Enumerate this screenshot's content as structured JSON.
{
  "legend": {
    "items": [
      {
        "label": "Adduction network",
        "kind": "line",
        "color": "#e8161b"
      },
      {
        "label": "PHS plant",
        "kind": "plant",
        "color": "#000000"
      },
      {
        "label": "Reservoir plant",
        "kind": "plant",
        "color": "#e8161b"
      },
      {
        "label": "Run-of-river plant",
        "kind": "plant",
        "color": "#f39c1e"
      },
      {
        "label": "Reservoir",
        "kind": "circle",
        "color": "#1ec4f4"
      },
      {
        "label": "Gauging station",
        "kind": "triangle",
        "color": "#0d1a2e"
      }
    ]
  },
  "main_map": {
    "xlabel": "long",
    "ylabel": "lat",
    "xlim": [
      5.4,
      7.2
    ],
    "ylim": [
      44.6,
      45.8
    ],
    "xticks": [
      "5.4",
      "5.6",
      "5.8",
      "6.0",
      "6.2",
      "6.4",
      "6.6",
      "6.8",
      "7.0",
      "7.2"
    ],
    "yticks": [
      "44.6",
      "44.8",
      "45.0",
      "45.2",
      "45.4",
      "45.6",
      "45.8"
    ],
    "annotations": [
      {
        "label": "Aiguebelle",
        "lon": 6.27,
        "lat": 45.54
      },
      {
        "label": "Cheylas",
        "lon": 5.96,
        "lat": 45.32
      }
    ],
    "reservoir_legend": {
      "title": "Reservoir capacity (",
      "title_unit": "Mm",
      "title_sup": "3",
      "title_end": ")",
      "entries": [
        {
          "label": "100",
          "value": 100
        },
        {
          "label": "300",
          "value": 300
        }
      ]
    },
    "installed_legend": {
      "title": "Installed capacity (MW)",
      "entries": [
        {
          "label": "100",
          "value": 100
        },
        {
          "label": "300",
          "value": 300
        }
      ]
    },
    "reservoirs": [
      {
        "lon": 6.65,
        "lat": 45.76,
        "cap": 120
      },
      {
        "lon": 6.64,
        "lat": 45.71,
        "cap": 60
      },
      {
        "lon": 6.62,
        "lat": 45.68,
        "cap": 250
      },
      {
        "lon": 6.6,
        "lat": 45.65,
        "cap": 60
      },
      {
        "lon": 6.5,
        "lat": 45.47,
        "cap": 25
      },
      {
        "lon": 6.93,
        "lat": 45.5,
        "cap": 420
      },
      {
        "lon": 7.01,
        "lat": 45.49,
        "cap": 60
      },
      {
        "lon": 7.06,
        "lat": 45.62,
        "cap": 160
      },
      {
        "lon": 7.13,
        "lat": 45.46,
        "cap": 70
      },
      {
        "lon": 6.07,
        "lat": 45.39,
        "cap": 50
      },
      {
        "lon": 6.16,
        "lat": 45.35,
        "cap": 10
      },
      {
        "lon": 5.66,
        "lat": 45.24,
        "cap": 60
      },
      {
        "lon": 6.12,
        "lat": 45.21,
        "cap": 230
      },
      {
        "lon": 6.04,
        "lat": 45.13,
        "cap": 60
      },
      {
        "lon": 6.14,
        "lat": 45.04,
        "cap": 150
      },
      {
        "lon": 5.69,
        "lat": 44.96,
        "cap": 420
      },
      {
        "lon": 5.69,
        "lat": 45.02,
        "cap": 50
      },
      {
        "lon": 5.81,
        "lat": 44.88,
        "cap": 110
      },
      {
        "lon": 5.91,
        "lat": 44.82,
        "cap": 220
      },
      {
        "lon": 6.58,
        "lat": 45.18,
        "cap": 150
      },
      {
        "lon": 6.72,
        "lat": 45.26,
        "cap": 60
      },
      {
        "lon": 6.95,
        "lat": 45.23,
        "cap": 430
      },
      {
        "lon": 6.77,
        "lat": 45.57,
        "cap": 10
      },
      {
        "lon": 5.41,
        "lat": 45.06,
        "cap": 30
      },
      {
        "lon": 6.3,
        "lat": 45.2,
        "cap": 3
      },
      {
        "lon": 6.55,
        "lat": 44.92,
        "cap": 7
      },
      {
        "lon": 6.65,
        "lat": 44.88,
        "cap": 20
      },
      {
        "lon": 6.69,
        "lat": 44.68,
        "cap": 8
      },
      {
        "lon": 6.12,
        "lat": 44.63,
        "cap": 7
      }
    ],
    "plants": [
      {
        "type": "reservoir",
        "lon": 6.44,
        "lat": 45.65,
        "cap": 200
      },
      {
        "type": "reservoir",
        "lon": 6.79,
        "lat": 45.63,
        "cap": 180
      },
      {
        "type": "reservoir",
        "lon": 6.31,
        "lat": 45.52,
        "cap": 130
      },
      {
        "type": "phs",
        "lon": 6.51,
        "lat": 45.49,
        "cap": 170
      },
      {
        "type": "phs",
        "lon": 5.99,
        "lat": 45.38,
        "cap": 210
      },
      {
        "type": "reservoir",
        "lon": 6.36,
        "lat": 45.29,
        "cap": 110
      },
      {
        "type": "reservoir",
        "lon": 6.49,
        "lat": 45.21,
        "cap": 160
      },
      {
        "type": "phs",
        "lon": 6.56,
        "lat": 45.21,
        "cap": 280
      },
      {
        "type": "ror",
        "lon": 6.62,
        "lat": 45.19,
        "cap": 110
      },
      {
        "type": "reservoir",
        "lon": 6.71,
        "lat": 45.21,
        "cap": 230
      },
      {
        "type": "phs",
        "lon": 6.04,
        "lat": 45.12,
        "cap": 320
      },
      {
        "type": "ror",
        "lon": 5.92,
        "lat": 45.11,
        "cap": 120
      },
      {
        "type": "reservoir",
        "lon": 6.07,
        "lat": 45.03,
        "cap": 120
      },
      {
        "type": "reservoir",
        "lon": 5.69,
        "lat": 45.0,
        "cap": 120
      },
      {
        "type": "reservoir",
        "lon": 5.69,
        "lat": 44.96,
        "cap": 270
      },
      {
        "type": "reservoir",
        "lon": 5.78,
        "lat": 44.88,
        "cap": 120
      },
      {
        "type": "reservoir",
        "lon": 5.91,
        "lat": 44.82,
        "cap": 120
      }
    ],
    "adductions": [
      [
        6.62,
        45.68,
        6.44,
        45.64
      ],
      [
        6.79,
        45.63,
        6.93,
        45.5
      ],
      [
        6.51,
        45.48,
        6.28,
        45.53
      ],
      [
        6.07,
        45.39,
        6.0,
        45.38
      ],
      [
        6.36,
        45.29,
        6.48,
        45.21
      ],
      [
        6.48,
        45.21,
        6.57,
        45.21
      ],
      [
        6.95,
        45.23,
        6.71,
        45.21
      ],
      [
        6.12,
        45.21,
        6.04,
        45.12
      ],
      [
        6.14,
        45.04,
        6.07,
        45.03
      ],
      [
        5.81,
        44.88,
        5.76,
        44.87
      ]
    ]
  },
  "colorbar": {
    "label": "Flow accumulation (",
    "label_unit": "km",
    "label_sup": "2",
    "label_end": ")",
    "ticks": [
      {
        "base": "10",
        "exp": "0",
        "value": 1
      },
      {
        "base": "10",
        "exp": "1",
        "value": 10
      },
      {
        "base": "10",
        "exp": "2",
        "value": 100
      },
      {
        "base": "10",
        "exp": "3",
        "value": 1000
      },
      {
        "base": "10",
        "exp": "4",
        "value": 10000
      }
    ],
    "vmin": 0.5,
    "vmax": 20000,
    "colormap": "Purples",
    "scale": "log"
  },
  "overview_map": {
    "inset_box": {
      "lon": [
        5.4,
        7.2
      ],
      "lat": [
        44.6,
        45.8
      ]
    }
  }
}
※
### Task prompt
Show all lines in the entries above where the word "capacity" appears.

### Answer to the problem
      "title": "Reservoir capacity (",
      "title": "Installed capacity (MW)",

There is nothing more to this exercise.